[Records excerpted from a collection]

◆ ◆ ◆ ◆ ◆ ◆ ◆

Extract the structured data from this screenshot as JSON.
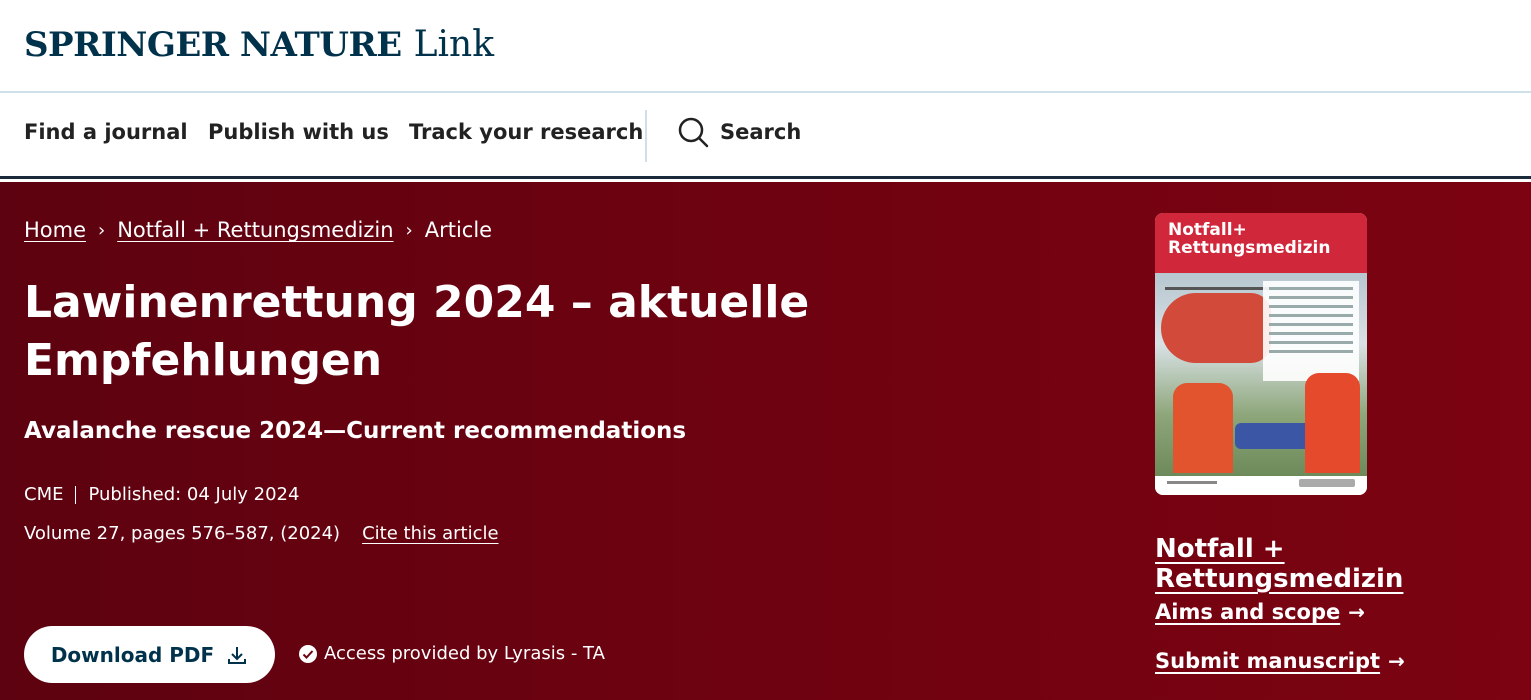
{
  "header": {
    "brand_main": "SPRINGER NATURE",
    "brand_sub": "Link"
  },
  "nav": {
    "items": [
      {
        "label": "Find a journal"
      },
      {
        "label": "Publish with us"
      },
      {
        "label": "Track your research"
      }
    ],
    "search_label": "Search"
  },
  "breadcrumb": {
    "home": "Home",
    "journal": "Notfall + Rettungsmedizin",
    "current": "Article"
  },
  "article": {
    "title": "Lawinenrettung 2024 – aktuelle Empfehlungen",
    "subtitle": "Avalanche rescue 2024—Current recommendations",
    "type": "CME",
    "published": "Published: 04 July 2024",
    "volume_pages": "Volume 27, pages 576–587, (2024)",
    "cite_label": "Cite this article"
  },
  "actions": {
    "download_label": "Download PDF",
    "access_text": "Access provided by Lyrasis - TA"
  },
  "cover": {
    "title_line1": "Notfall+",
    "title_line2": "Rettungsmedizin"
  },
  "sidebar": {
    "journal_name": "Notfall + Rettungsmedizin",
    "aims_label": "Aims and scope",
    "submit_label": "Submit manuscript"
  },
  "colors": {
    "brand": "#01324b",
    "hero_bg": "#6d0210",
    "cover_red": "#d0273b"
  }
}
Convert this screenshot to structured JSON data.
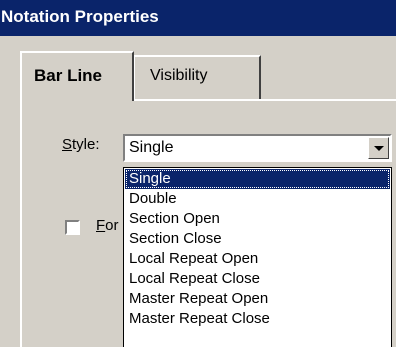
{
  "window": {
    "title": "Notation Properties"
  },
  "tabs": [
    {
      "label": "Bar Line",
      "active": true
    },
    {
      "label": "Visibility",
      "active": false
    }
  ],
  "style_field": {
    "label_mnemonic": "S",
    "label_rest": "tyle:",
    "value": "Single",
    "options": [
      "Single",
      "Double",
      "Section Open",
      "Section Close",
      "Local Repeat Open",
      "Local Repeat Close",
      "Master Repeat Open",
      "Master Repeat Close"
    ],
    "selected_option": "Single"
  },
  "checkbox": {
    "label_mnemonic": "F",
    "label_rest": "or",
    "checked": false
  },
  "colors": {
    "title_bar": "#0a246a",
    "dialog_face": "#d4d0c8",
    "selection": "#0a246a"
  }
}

◆ ◆ ◆ ◆ ◆ ◆ ◆

Your copy of the data above should match it exactly, except that pictures are left out.

Extract the structured data from this screenshot as JSON.
{
  "header": {
    "brand_main": "SPRINGER NATURE",
    "brand_sub": "Link"
  },
  "nav": {
    "items": [
      {
        "label": "Find a journal"
      },
      {
        "label": "Publish with us"
      },
      {
        "label": "Track your research"
      }
    ],
    "search_label": "Search"
  },
  "breadcrumb": {
    "home": "Home",
    "journal": "Notfall + Rettungsmedizin",
    "current": "Article"
  },
  "article": {
    "title": "Lawinenrettung 2024 – aktuelle Empfehlungen",
    "subtitle": "Avalanche rescue 2024—Current recommendations",
    "type": "CME",
    "published": "Published: 04 July 2024",
    "volume_pages": "Volume 27, pages 576–587, (2024)",
    "cite_label": "Cite this article"
  },
  "actions": {
    "download_label": "Download PDF",
    "access_text": "Access provided by Lyrasis - TA"
  },
  "cover": {
    "title_line1": "Notfall+",
    "title_line2": "Rettungsmedizin"
  },
  "sidebar": {
    "journal_name": "Notfall + Rettungsmedizin",
    "aims_label": "Aims and scope",
    "submit_label": "Submit manuscript"
  },
  "colors": {
    "brand": "#01324b",
    "hero_bg": "#6d0210",
    "cover_red": "#d0273b"
  }
}
Convert this screenshot to structured JSON data.
{
  "window": {
    "title": "Notation Properties"
  },
  "tabs": [
    {
      "label": "Bar Line",
      "active": true
    },
    {
      "label": "Visibility",
      "active": false
    }
  ],
  "style_field": {
    "label_mnemonic": "S",
    "label_rest": "tyle:",
    "value": "Single",
    "options": [
      "Single",
      "Double",
      "Section Open",
      "Section Close",
      "Local Repeat Open",
      "Local Repeat Close",
      "Master Repeat Open",
      "Master Repeat Close"
    ],
    "selected_option": "Single"
  },
  "checkbox": {
    "label_mnemonic": "F",
    "label_rest": "or",
    "checked": false
  },
  "colors": {
    "title_bar": "#0a246a",
    "dialog_face": "#d4d0c8",
    "selection": "#0a246a"
  }
}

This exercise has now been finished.